[SELECTED EXCERPT]:
────
The decision mattered in my case because I'm in Seattle, which in 9th Circuit and a 9th Circuit Appeals decision like this one has the force of law at the district court level where I was fighting. If I could show a great deal of relevance between "fair use" in that case and my appeal to fair use, my defense would be on very solid ground.
That mattered because the Tolkien estate's case was built on a series of 1998 decisions in the 2nd Circuit (New York), the most important of those cases being Castle Rock, a decision that found a book of Seinfeld trivia called the Seinfeld Aptitude Text as an infringing derivative.
The court's rationale was that a fictional author creates an entire world and any use of that, whether in a trivia book or some sort of viewer's guide was infringement. The decision was much criticized in legal journals, no other circuit has followed it, and, to my knowledge, tthe 2nd Circuit hasn't repeated it. You can go to:
http://chillingeffects.org/
for a discussion of the effect that has had on Internet fan fiction. It has also made if VERY RISKY to do guide books to popular movies, TV shows or, by extension, popular works of fiction like Lord of the Rings. Books that help readers understand fictional works, rather than make academic literary comments on them, are at risk until the Castle Rock decision is buried.
────
(Stored data)
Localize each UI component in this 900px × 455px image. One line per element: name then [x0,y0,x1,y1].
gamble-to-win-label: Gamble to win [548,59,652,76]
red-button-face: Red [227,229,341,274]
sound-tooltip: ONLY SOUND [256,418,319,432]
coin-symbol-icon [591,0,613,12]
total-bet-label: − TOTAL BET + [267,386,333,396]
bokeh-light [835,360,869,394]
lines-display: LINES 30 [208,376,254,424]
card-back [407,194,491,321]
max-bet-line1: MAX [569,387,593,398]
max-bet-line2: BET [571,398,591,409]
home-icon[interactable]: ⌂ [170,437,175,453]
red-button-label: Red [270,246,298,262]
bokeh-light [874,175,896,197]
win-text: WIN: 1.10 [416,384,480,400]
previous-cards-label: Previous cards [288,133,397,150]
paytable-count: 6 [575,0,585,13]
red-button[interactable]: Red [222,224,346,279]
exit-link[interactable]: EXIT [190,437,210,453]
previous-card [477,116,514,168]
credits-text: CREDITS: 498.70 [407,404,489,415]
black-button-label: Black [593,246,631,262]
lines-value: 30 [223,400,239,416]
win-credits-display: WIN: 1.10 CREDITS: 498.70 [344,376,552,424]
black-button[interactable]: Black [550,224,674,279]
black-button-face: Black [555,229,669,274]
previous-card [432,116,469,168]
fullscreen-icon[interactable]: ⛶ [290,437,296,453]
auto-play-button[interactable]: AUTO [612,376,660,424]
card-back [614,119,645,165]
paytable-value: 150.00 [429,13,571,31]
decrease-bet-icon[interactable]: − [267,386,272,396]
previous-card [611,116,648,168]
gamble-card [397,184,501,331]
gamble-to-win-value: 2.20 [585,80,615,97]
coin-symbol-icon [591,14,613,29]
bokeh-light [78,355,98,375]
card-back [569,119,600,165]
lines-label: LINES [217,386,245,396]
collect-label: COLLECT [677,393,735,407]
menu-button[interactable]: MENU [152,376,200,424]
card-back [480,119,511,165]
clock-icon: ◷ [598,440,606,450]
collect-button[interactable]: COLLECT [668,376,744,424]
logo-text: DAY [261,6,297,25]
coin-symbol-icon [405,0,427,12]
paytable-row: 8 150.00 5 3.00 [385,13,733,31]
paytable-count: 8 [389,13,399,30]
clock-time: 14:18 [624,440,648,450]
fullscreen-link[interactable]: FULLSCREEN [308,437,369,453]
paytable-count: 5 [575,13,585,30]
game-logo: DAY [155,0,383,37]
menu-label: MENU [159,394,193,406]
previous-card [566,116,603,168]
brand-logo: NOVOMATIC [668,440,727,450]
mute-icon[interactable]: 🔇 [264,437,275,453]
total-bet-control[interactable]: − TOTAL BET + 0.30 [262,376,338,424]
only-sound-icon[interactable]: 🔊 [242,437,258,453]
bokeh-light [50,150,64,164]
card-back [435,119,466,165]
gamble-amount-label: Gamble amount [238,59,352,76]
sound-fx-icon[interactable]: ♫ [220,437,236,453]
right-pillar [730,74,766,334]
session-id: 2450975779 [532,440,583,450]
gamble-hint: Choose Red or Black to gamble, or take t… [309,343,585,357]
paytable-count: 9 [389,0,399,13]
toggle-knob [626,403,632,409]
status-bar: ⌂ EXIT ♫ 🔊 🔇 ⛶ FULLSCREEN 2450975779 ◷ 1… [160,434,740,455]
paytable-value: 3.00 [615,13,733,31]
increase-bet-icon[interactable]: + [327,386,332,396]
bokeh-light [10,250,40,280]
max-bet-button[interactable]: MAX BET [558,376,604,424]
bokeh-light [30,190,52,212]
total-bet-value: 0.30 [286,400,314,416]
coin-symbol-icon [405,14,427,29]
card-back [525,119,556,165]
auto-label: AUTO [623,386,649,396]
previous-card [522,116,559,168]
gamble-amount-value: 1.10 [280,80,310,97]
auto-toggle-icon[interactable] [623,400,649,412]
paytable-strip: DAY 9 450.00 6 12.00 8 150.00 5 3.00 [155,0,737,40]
────
[EXERCISE AIM]: In the fair use excerpt, which circuit issued the 1998 decisions that the Tolkien estate's case was built on? Rely only on the fair use excerpt, not on the data.

[RESULT]: The 2nd Circuit (New York).